Start of Dataset extract
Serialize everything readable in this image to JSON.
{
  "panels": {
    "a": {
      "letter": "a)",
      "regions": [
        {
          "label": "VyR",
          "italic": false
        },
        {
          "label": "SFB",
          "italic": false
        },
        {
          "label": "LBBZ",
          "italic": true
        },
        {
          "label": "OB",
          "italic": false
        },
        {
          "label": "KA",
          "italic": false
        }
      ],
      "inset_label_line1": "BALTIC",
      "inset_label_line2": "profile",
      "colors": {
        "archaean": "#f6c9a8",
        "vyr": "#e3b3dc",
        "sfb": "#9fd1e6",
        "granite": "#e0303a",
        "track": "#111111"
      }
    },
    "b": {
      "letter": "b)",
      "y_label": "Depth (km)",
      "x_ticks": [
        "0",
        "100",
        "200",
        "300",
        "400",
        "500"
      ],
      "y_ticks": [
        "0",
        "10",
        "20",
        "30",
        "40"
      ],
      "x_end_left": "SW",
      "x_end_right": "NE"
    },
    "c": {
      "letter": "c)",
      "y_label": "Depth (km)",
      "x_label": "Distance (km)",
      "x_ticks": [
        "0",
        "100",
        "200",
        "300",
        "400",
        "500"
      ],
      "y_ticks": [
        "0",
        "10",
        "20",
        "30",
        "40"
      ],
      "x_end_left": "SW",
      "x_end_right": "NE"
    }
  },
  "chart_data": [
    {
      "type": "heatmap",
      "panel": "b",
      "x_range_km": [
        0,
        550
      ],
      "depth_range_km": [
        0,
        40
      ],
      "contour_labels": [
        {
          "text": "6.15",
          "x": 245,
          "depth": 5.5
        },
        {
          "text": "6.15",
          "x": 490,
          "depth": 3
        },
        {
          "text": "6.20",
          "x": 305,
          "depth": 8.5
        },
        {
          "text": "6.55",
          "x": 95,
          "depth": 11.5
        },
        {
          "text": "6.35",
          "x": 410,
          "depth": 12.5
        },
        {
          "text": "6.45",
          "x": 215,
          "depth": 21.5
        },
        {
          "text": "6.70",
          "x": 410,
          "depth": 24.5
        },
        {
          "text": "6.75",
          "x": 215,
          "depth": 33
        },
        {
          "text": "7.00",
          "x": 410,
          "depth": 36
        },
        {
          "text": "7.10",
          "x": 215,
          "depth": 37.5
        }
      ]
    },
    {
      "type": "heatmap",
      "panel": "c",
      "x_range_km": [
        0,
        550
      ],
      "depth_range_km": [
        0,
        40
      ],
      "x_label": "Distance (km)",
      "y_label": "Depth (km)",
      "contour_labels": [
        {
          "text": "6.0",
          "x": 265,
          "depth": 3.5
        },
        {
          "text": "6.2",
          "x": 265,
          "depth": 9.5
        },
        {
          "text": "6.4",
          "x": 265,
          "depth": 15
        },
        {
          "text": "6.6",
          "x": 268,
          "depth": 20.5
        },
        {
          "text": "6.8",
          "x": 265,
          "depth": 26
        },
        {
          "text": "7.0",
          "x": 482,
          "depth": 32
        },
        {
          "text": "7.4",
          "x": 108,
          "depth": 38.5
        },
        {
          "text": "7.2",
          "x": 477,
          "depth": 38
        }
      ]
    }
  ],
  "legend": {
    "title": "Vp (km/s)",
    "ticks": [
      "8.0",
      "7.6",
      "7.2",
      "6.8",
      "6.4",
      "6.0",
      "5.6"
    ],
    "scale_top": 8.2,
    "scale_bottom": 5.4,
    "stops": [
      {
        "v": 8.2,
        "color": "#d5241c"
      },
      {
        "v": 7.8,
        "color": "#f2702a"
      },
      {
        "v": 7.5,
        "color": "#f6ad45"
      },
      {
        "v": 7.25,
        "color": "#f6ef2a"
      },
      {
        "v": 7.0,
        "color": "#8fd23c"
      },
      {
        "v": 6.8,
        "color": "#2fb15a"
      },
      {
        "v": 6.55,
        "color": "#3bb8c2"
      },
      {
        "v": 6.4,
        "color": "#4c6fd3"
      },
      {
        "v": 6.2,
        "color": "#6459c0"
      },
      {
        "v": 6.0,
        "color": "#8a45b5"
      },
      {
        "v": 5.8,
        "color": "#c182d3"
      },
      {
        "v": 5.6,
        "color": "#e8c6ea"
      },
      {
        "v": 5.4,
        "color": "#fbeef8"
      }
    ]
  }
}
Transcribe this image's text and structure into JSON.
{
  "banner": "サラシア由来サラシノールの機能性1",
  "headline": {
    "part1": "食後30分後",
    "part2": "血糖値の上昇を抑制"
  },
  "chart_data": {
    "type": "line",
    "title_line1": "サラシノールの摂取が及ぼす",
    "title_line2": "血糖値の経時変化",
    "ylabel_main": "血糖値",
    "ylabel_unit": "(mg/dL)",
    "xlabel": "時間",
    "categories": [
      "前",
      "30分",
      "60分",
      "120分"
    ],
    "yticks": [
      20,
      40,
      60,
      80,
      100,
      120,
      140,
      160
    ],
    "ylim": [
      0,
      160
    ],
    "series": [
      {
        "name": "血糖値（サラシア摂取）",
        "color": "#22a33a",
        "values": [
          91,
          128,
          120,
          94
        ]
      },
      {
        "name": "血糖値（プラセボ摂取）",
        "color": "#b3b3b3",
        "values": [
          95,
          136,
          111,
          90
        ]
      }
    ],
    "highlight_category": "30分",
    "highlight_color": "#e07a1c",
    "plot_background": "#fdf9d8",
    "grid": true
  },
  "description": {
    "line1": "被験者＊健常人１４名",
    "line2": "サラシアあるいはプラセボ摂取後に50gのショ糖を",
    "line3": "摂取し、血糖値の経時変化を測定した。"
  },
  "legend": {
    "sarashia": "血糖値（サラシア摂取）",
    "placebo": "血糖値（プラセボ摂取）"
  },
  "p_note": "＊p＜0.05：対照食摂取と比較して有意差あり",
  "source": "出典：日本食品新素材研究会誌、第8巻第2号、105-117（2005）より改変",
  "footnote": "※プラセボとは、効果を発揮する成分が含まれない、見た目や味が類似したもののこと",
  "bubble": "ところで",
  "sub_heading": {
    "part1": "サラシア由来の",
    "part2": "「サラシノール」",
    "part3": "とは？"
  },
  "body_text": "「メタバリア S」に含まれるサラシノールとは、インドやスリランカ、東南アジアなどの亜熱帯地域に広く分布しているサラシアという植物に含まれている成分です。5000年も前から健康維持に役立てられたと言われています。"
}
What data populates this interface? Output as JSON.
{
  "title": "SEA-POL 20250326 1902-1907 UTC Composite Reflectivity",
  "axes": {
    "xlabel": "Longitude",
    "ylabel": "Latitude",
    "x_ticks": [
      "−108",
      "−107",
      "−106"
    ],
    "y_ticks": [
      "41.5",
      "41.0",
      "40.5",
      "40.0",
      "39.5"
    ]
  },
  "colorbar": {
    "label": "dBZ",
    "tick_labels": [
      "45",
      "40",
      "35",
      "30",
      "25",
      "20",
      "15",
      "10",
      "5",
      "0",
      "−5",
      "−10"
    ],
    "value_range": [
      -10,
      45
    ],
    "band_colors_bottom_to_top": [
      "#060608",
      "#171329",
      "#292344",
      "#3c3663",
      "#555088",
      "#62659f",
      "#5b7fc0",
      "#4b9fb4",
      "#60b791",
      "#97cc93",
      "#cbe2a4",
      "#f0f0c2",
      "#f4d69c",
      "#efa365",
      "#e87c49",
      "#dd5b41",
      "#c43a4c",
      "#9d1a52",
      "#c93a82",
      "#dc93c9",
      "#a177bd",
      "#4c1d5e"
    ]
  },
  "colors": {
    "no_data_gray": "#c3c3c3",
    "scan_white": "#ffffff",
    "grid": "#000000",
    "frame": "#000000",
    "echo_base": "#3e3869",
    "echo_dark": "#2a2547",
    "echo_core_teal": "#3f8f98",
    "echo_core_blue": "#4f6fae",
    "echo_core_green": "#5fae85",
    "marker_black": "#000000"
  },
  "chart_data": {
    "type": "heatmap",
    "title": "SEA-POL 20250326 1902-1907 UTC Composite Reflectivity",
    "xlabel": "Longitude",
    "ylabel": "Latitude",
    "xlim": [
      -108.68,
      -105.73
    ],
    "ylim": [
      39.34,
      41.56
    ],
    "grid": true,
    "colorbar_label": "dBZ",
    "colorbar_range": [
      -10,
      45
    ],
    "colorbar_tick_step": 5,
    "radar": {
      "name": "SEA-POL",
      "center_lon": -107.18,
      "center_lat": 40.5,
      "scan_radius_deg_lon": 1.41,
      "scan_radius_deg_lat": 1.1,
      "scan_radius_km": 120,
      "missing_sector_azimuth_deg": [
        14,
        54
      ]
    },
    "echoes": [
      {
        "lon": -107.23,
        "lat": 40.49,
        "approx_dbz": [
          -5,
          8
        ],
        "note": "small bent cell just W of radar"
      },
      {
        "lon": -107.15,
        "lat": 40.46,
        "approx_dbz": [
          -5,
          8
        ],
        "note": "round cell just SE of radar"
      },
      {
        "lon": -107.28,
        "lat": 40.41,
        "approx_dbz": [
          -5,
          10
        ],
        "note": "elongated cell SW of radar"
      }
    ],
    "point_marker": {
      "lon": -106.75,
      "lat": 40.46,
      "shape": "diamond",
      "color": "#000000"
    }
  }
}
End of Dataset extract
- _To do_
Count all lines of the data that include "JSON". The answer is the number alone.

- _Answer below_
3